## Exercise prompt
Each line below that contains "this" counts once; report the total and nothing more.
━━ Stored rows ━━
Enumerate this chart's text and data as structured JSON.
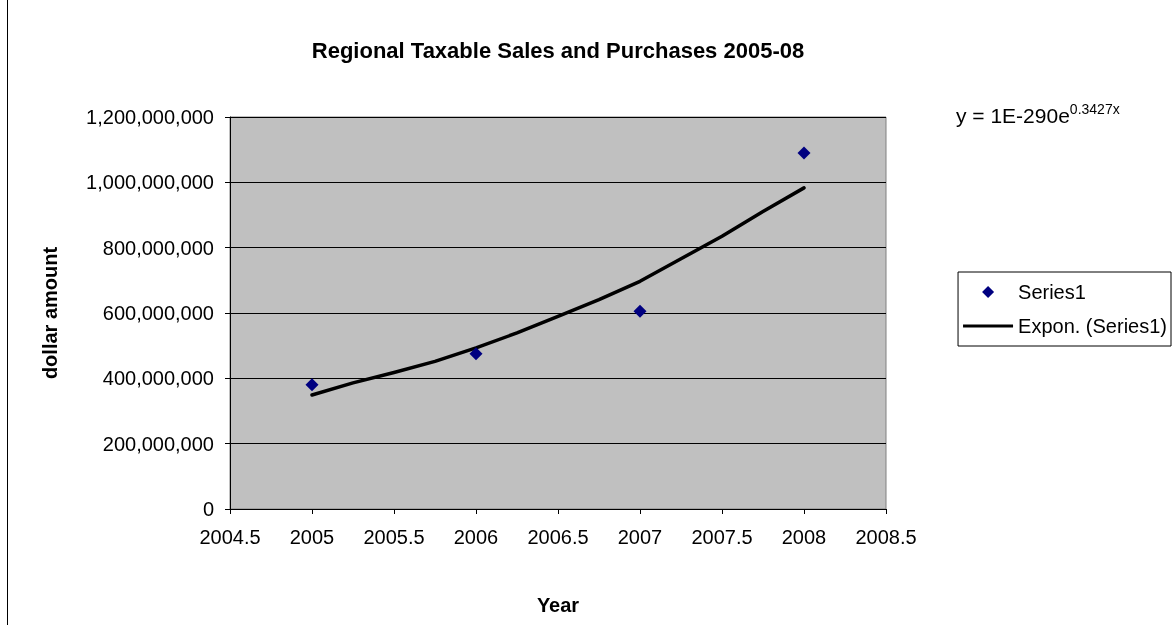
{
  "chart_data": {
    "type": "scatter",
    "title": "Regional Taxable Sales and Purchases 2005-08",
    "xlabel": "Year",
    "ylabel": "dollar amount",
    "annotations": [
      "y = 1E-290e$^{0.3427x}$"
    ],
    "series": [
      {
        "name": "Series1",
        "color": "#000080",
        "marker": "diamond",
        "x": [
          2005,
          2006,
          2007,
          2008
        ],
        "values": [
          380000000,
          475000000,
          605000000,
          1090000000
        ]
      },
      {
        "name": "Expon. (Series1)",
        "type": "line",
        "color": "#000000",
        "marker": "none",
        "x": [
          2005,
          2005.25,
          2005.5,
          2005.75,
          2006,
          2006.25,
          2006.5,
          2006.75,
          2007,
          2007.25,
          2007.5,
          2007.75,
          2008
        ],
        "values": [
          349000000,
          386000000,
          418000000,
          452000000,
          493000000,
          539000000,
          590000000,
          641000000,
          697000000,
          766000000,
          835000000,
          911000000,
          983000000
        ]
      }
    ],
    "xlim": [
      2004.5,
      2008.5
    ],
    "xticks": [
      2004.5,
      2005,
      2005.5,
      2006,
      2006.5,
      2007,
      2007.5,
      2008,
      2008.5
    ],
    "ylim": [
      0,
      1200000000
    ],
    "yticks": [
      0,
      {
        "value": 200000000,
        "label": "200,000,000"
      },
      {
        "value": 400000000,
        "label": "400,000,000"
      },
      {
        "value": 600000000,
        "label": "600,000,000"
      },
      {
        "value": 800000000,
        "label": "800,000,000"
      },
      {
        "value": 1000000000,
        "label": "1,000,000,000"
      },
      {
        "value": 1200000000,
        "label": "1,200,000,000"
      }
    ],
    "grid": "y",
    "legend": "right"
  }
}
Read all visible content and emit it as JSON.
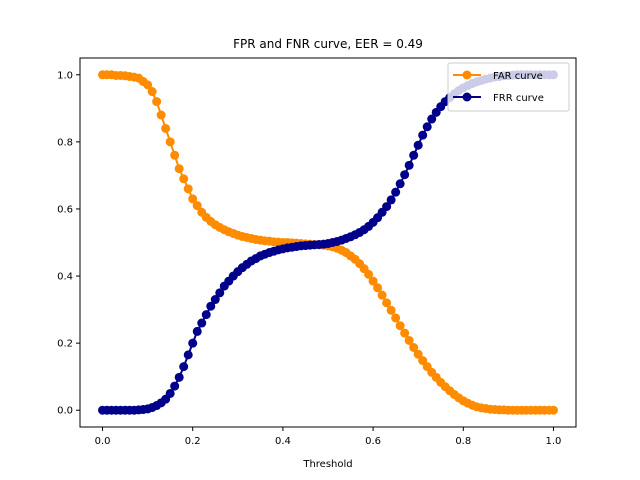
{
  "chart_data": {
    "type": "line",
    "title": "FPR and FNR curve, EER = 0.49",
    "xlabel": "Threshold",
    "ylabel": "",
    "xlim": [
      -0.05,
      1.05
    ],
    "ylim": [
      -0.05,
      1.05
    ],
    "xticks": [
      0.0,
      0.2,
      0.4,
      0.6,
      0.8,
      1.0
    ],
    "xtick_labels": [
      "0.0",
      "0.2",
      "0.4",
      "0.6",
      "0.8",
      "1.0"
    ],
    "yticks": [
      0.0,
      0.2,
      0.4,
      0.6,
      0.8,
      1.0
    ],
    "ytick_labels": [
      "0.0",
      "0.2",
      "0.4",
      "0.6",
      "0.8",
      "1.0"
    ],
    "grid": false,
    "legend_position": "top-right",
    "x": [
      0.0,
      0.01,
      0.02,
      0.03,
      0.04,
      0.05,
      0.06,
      0.07,
      0.08,
      0.09,
      0.1,
      0.11,
      0.12,
      0.13,
      0.14,
      0.15,
      0.16,
      0.17,
      0.18,
      0.19,
      0.2,
      0.21,
      0.22,
      0.23,
      0.24,
      0.25,
      0.26,
      0.27,
      0.28,
      0.29,
      0.3,
      0.31,
      0.32,
      0.33,
      0.34,
      0.35,
      0.36,
      0.37,
      0.38,
      0.39,
      0.4,
      0.41,
      0.42,
      0.43,
      0.44,
      0.45,
      0.46,
      0.47,
      0.48,
      0.49,
      0.5,
      0.51,
      0.52,
      0.53,
      0.54,
      0.55,
      0.56,
      0.57,
      0.58,
      0.59,
      0.6,
      0.61,
      0.62,
      0.63,
      0.64,
      0.65,
      0.66,
      0.67,
      0.68,
      0.69,
      0.7,
      0.71,
      0.72,
      0.73,
      0.74,
      0.75,
      0.76,
      0.77,
      0.78,
      0.79,
      0.8,
      0.81,
      0.82,
      0.83,
      0.84,
      0.85,
      0.86,
      0.87,
      0.88,
      0.89,
      0.9,
      0.91,
      0.92,
      0.93,
      0.94,
      0.95,
      0.96,
      0.97,
      0.98,
      0.99,
      1.0
    ],
    "series": [
      {
        "name": "FAR curve",
        "color": "#ff8c00",
        "values": [
          1.0,
          1.0,
          1.0,
          0.998,
          0.998,
          0.997,
          0.995,
          0.993,
          0.99,
          0.98,
          0.97,
          0.95,
          0.92,
          0.88,
          0.84,
          0.8,
          0.76,
          0.72,
          0.69,
          0.66,
          0.63,
          0.61,
          0.59,
          0.575,
          0.563,
          0.553,
          0.545,
          0.538,
          0.532,
          0.527,
          0.522,
          0.518,
          0.515,
          0.512,
          0.509,
          0.507,
          0.505,
          0.504,
          0.502,
          0.501,
          0.5,
          0.5,
          0.499,
          0.498,
          0.497,
          0.496,
          0.495,
          0.494,
          0.493,
          0.492,
          0.49,
          0.487,
          0.483,
          0.477,
          0.47,
          0.46,
          0.45,
          0.437,
          0.422,
          0.405,
          0.385,
          0.365,
          0.343,
          0.32,
          0.298,
          0.275,
          0.252,
          0.23,
          0.208,
          0.187,
          0.167,
          0.148,
          0.13,
          0.113,
          0.098,
          0.083,
          0.07,
          0.058,
          0.047,
          0.037,
          0.028,
          0.021,
          0.015,
          0.01,
          0.007,
          0.005,
          0.003,
          0.002,
          0.001,
          0.001,
          0.0,
          0.0,
          0.0,
          0.0,
          0.0,
          0.0,
          0.0,
          0.0,
          0.0,
          0.0,
          0.0
        ]
      },
      {
        "name": "FRR curve",
        "color": "#00008b",
        "values": [
          0.0,
          0.0,
          0.0,
          0.0,
          0.0,
          0.0,
          0.0,
          0.0,
          0.001,
          0.002,
          0.004,
          0.008,
          0.014,
          0.022,
          0.033,
          0.05,
          0.072,
          0.098,
          0.13,
          0.165,
          0.2,
          0.235,
          0.26,
          0.285,
          0.31,
          0.33,
          0.35,
          0.37,
          0.385,
          0.4,
          0.413,
          0.425,
          0.435,
          0.445,
          0.452,
          0.46,
          0.465,
          0.47,
          0.474,
          0.478,
          0.481,
          0.484,
          0.486,
          0.488,
          0.49,
          0.491,
          0.492,
          0.493,
          0.494,
          0.495,
          0.497,
          0.5,
          0.503,
          0.507,
          0.512,
          0.517,
          0.523,
          0.53,
          0.538,
          0.548,
          0.56,
          0.574,
          0.59,
          0.607,
          0.627,
          0.65,
          0.675,
          0.702,
          0.73,
          0.76,
          0.79,
          0.82,
          0.845,
          0.868,
          0.888,
          0.905,
          0.92,
          0.932,
          0.943,
          0.953,
          0.961,
          0.968,
          0.974,
          0.979,
          0.983,
          0.987,
          0.99,
          0.993,
          0.995,
          0.997,
          0.998,
          0.999,
          1.0,
          1.0,
          1.0,
          1.0,
          1.0,
          1.0,
          1.0,
          1.0,
          1.0
        ]
      }
    ]
  }
}
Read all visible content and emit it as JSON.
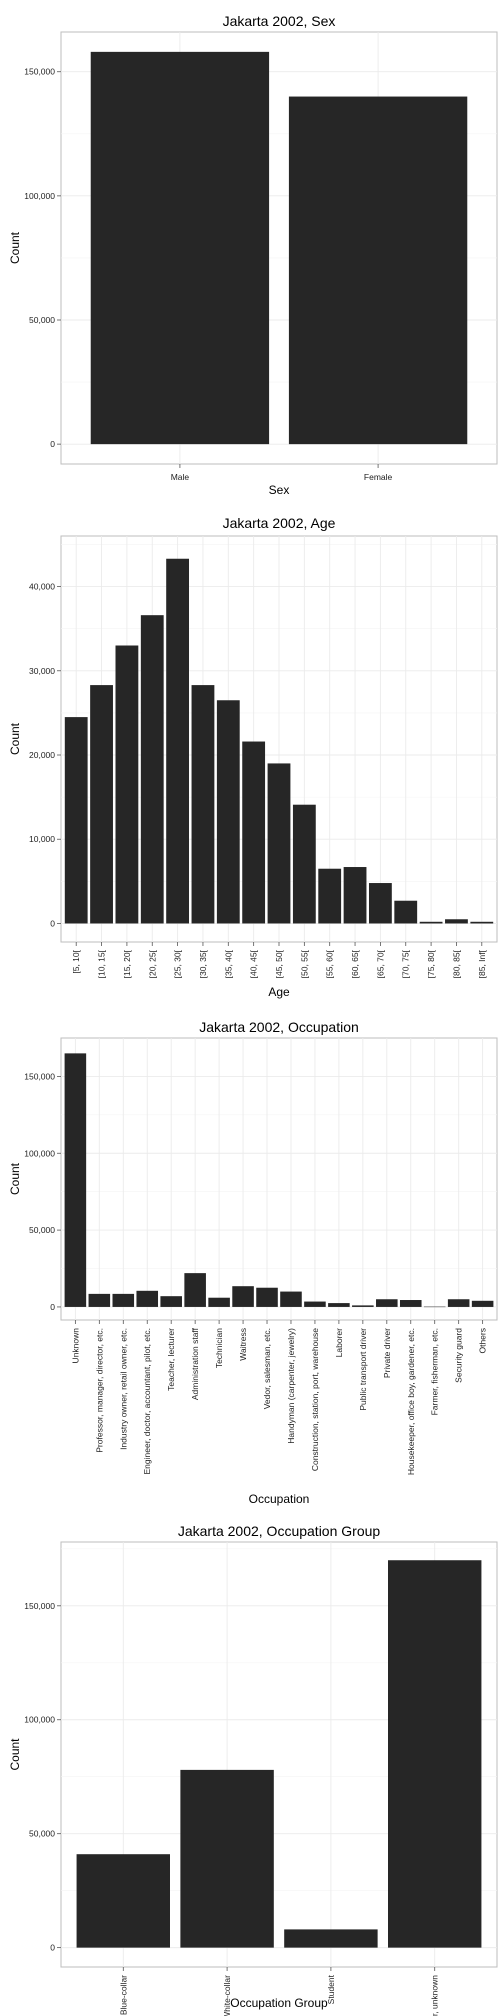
{
  "chart_data": [
    {
      "type": "bar",
      "title": "Jakarta 2002, Sex",
      "xlabel": "Sex",
      "ylabel": "Count",
      "categories": [
        "Male",
        "Female"
      ],
      "values": [
        158000,
        140000
      ],
      "ylim": [
        -8000,
        166000
      ],
      "yticks": [
        0,
        50000,
        100000,
        150000
      ],
      "ytick_labels": [
        "0",
        "50,000",
        "100,000",
        "150,000"
      ],
      "grid": true,
      "bar_color": "#262626"
    },
    {
      "type": "bar",
      "title": "Jakarta 2002, Age",
      "xlabel": "Age",
      "ylabel": "Count",
      "categories": [
        "[5, 10[",
        "[10, 15[",
        "[15, 20[",
        "[20, 25[",
        "[25, 30[",
        "[30, 35[",
        "[35, 40[",
        "[40, 45[",
        "[45, 50[",
        "[50, 55[",
        "[55, 60[",
        "[60, 65[",
        "[65, 70[",
        "[70, 75[",
        "[75, 80[",
        "[80, 85[",
        "[85, Inf["
      ],
      "values": [
        24500,
        28300,
        33000,
        36600,
        43300,
        28300,
        26500,
        21600,
        19000,
        14100,
        6500,
        6700,
        4800,
        2700,
        200,
        500,
        200
      ],
      "ylim": [
        -2200,
        46000
      ],
      "yticks": [
        0,
        10000,
        20000,
        30000,
        40000
      ],
      "ytick_labels": [
        "0",
        "10,000",
        "20,000",
        "30,000",
        "40,000"
      ],
      "grid": true,
      "bar_color": "#262626"
    },
    {
      "type": "bar",
      "title": "Jakarta 2002, Occupation",
      "xlabel": "Occupation",
      "ylabel": "Count",
      "categories": [
        "Unknown",
        "Professor, manager, director, etc.",
        "Industry owner, retail owner, etc.",
        "Engineer, doctor, accountant, pilot, etc.",
        "Teacher, lecturer",
        "Administration staff",
        "Technician",
        "Waitress",
        "Vedor, salesman, etc.",
        "Handyman (carpenter, jewelry)",
        "Construction, station, port, warehouse",
        "Laborer",
        "Public transport driver",
        "Private driver",
        "Housekeeper, office boy, gardener, etc.",
        "Farmer, fisherman, etc.",
        "Security guard",
        "Others"
      ],
      "values": [
        165000,
        8500,
        8500,
        10500,
        7000,
        22000,
        6000,
        13500,
        12500,
        10000,
        3500,
        2500,
        1000,
        5000,
        4500,
        200,
        5000,
        4000
      ],
      "ylim": [
        -8500,
        175000
      ],
      "yticks": [
        0,
        50000,
        100000,
        150000
      ],
      "ytick_labels": [
        "0",
        "50,000",
        "100,000",
        "150,000"
      ],
      "grid": true,
      "bar_color": "#262626"
    },
    {
      "type": "bar",
      "title": "Jakarta 2002, Occupation Group",
      "xlabel": "Occupation Group",
      "ylabel": "Count",
      "categories": [
        "Blue-collar",
        "White-collar",
        "Student",
        "Other, unknown"
      ],
      "values": [
        41000,
        78000,
        8000,
        170000
      ],
      "ylim": [
        -8500,
        178000
      ],
      "yticks": [
        0,
        50000,
        100000,
        150000
      ],
      "ytick_labels": [
        "0",
        "50,000",
        "100,000",
        "150,000"
      ],
      "grid": true,
      "bar_color": "#262626"
    }
  ]
}
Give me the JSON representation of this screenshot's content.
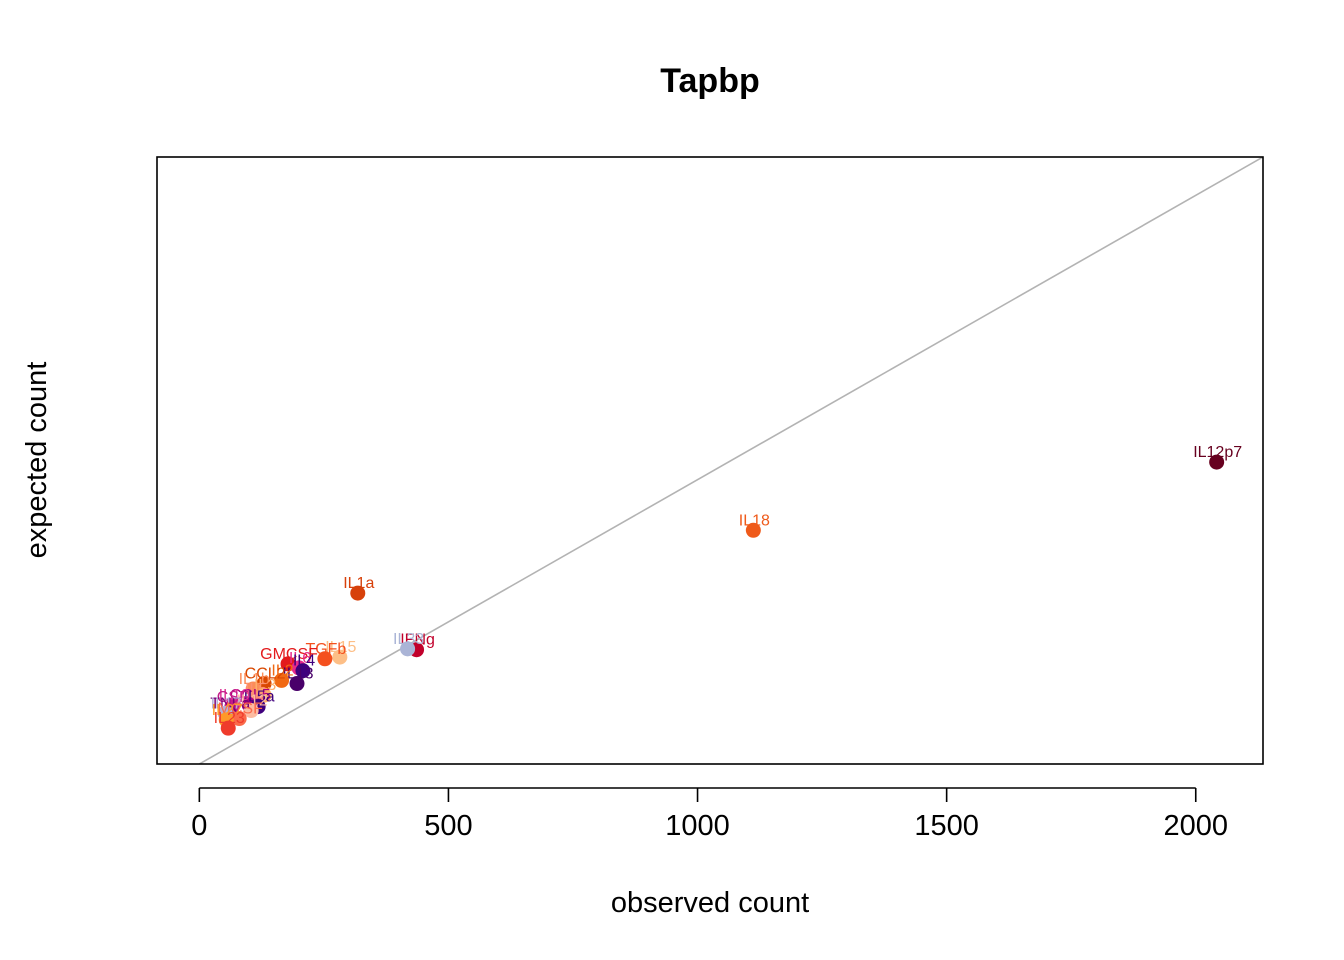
{
  "chart_data": {
    "type": "scatter",
    "title": "Tapbp",
    "xlabel": "observed count",
    "ylabel": "expected count",
    "xlim": [
      -85,
      2135
    ],
    "ylim": [
      0,
      2135
    ],
    "x_ticks": [
      0,
      500,
      1000,
      1500,
      2000
    ],
    "x_tick_labels": [
      "0",
      "500",
      "1000",
      "1500",
      "2000"
    ],
    "y_ticks": [],
    "reference_line": "y = x",
    "reference_line_color": "#b3b3b3",
    "grid": false,
    "legend": "none",
    "points": [
      {
        "label": "IL12p7",
        "x": 2042,
        "y": 1062,
        "color": "#67001f"
      },
      {
        "label": "IL18",
        "x": 1112,
        "y": 822,
        "color": "#ef5a1a"
      },
      {
        "label": "IL1a",
        "x": 318,
        "y": 601,
        "color": "#d7410b"
      },
      {
        "label": "IFNg",
        "x": 436,
        "y": 402,
        "color": "#c1002b"
      },
      {
        "label": "IL33",
        "x": 418,
        "y": 405,
        "color": "#aab4d6"
      },
      {
        "label": "IL15",
        "x": 282,
        "y": 376,
        "color": "#fdbf87"
      },
      {
        "label": "TGFb",
        "x": 252,
        "y": 370,
        "color": "#f4501e"
      },
      {
        "label": "GMCSF",
        "x": 178,
        "y": 352,
        "color": "#e31a1c"
      },
      {
        "label": "IL6",
        "x": 200,
        "y": 338,
        "color": "#e7298a"
      },
      {
        "label": "IL4",
        "x": 208,
        "y": 328,
        "color": "#3f007d"
      },
      {
        "label": "IL13",
        "x": 196,
        "y": 283,
        "color": "#49006a"
      },
      {
        "label": "IL2",
        "x": 165,
        "y": 294,
        "color": "#f16913"
      },
      {
        "label": "CCL2",
        "x": 130,
        "y": 283,
        "color": "#d94801"
      },
      {
        "label": "IL1b",
        "x": 108,
        "y": 264,
        "color": "#fc8d59"
      },
      {
        "label": "IL3",
        "x": 130,
        "y": 242,
        "color": "#fdae6b"
      },
      {
        "label": "IL5",
        "x": 112,
        "y": 229,
        "color": "#fc9272"
      },
      {
        "label": "CCL5",
        "x": 100,
        "y": 208,
        "color": "#ae017e"
      },
      {
        "label": "IL5a",
        "x": 118,
        "y": 202,
        "color": "#3f007d"
      },
      {
        "label": "IL10",
        "x": 68,
        "y": 208,
        "color": "#dd3497"
      },
      {
        "label": "CSF",
        "x": 65,
        "y": 200,
        "color": "#c51b8a"
      },
      {
        "label": "IL12",
        "x": 104,
        "y": 188,
        "color": "#fcbba1"
      },
      {
        "label": "TNFa",
        "x": 60,
        "y": 178,
        "color": "#7a0177"
      },
      {
        "label": "IL17",
        "x": 52,
        "y": 178,
        "color": "#b4b0d8"
      },
      {
        "label": "MCSF",
        "x": 80,
        "y": 160,
        "color": "#fb6a4a"
      },
      {
        "label": "IL27",
        "x": 54,
        "y": 155,
        "color": "#fe9929"
      },
      {
        "label": "IL23",
        "x": 58,
        "y": 126,
        "color": "#ef3b2c"
      }
    ]
  }
}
━━━
## Answer to the exercise
2